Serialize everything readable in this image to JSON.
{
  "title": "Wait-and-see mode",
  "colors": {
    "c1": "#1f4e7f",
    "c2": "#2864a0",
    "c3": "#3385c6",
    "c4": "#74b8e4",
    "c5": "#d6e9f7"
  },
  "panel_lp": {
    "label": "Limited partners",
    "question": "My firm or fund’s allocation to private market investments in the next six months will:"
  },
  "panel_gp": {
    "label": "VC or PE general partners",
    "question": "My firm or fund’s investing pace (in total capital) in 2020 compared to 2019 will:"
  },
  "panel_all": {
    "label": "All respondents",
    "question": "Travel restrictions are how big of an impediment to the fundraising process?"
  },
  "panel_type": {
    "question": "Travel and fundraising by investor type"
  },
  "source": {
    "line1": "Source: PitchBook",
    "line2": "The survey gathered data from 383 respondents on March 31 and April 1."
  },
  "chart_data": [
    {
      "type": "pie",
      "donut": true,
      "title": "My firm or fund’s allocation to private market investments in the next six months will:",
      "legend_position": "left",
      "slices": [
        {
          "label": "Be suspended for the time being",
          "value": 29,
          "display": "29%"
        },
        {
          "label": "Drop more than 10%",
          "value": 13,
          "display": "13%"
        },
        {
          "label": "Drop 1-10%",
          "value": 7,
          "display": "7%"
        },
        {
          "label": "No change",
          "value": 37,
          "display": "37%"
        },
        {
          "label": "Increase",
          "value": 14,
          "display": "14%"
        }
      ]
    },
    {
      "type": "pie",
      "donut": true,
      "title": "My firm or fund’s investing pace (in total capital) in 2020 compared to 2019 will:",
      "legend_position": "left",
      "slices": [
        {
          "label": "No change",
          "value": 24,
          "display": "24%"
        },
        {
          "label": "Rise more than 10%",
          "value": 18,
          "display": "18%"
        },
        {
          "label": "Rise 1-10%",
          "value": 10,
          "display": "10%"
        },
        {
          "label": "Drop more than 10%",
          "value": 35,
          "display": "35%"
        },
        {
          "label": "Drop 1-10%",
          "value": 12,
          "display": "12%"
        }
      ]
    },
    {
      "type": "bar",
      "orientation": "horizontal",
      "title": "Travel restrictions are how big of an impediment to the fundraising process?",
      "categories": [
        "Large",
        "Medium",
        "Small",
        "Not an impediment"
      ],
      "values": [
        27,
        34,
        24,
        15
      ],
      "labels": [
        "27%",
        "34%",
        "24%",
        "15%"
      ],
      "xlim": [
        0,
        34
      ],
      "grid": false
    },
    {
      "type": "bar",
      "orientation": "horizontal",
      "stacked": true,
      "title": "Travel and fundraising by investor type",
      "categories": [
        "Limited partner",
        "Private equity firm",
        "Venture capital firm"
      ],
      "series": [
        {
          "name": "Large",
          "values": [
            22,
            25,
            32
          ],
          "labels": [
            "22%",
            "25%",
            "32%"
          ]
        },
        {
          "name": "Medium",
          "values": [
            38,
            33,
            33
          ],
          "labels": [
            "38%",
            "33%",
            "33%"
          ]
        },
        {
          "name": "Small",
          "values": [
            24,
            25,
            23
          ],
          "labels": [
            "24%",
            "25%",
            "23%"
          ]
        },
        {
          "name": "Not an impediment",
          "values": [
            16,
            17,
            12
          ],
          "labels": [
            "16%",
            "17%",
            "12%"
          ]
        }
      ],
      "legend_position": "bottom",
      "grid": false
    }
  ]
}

_ _ _ _ _

▶ What the exercise asks
Repeat every line of the material exactly as given.

▶ Output below
Serialize everything readable in this image to JSON.
{
  "title": "Wait-and-see mode",
  "colors": {
    "c1": "#1f4e7f",
    "c2": "#2864a0",
    "c3": "#3385c6",
    "c4": "#74b8e4",
    "c5": "#d6e9f7"
  },
  "panel_lp": {
    "label": "Limited partners",
    "question": "My firm or fund’s allocation to private market investments in the next six months will:"
  },
  "panel_gp": {
    "label": "VC or PE general partners",
    "question": "My firm or fund’s investing pace (in total capital) in 2020 compared to 2019 will:"
  },
  "panel_all": {
    "label": "All respondents",
    "question": "Travel restrictions are how big of an impediment to the fundraising process?"
  },
  "panel_type": {
    "question": "Travel and fundraising by investor type"
  },
  "source": {
    "line1": "Source: PitchBook",
    "line2": "The survey gathered data from 383 respondents on March 31 and April 1."
  },
  "chart_data": [
    {
      "type": "pie",
      "donut": true,
      "title": "My firm or fund’s allocation to private market investments in the next six months will:",
      "legend_position": "left",
      "slices": [
        {
          "label": "Be suspended for the time being",
          "value": 29,
          "display": "29%"
        },
        {
          "label": "Drop more than 10%",
          "value": 13,
          "display": "13%"
        },
        {
          "label": "Drop 1-10%",
          "value": 7,
          "display": "7%"
        },
        {
          "label": "No change",
          "value": 37,
          "display": "37%"
        },
        {
          "label": "Increase",
          "value": 14,
          "display": "14%"
        }
      ]
    },
    {
      "type": "pie",
      "donut": true,
      "title": "My firm or fund’s investing pace (in total capital) in 2020 compared to 2019 will:",
      "legend_position": "left",
      "slices": [
        {
          "label": "No change",
          "value": 24,
          "display": "24%"
        },
        {
          "label": "Rise more than 10%",
          "value": 18,
          "display": "18%"
        },
        {
          "label": "Rise 1-10%",
          "value": 10,
          "display": "10%"
        },
        {
          "label": "Drop more than 10%",
          "value": 35,
          "display": "35%"
        },
        {
          "label": "Drop 1-10%",
          "value": 12,
          "display": "12%"
        }
      ]
    },
    {
      "type": "bar",
      "orientation": "horizontal",
      "title": "Travel restrictions are how big of an impediment to the fundraising process?",
      "categories": [
        "Large",
        "Medium",
        "Small",
        "Not an impediment"
      ],
      "values": [
        27,
        34,
        24,
        15
      ],
      "labels": [
        "27%",
        "34%",
        "24%",
        "15%"
      ],
      "xlim": [
        0,
        34
      ],
      "grid": false
    },
    {
      "type": "bar",
      "orientation": "horizontal",
      "stacked": true,
      "title": "Travel and fundraising by investor type",
      "categories": [
        "Limited partner",
        "Private equity firm",
        "Venture capital firm"
      ],
      "series": [
        {
          "name": "Large",
          "values": [
            22,
            25,
            32
          ],
          "labels": [
            "22%",
            "25%",
            "32%"
          ]
        },
        {
          "name": "Medium",
          "values": [
            38,
            33,
            33
          ],
          "labels": [
            "38%",
            "33%",
            "33%"
          ]
        },
        {
          "name": "Small",
          "values": [
            24,
            25,
            23
          ],
          "labels": [
            "24%",
            "25%",
            "23%"
          ]
        },
        {
          "name": "Not an impediment",
          "values": [
            16,
            17,
            12
          ],
          "labels": [
            "16%",
            "17%",
            "12%"
          ]
        }
      ],
      "legend_position": "bottom",
      "grid": false
    }
  ]
}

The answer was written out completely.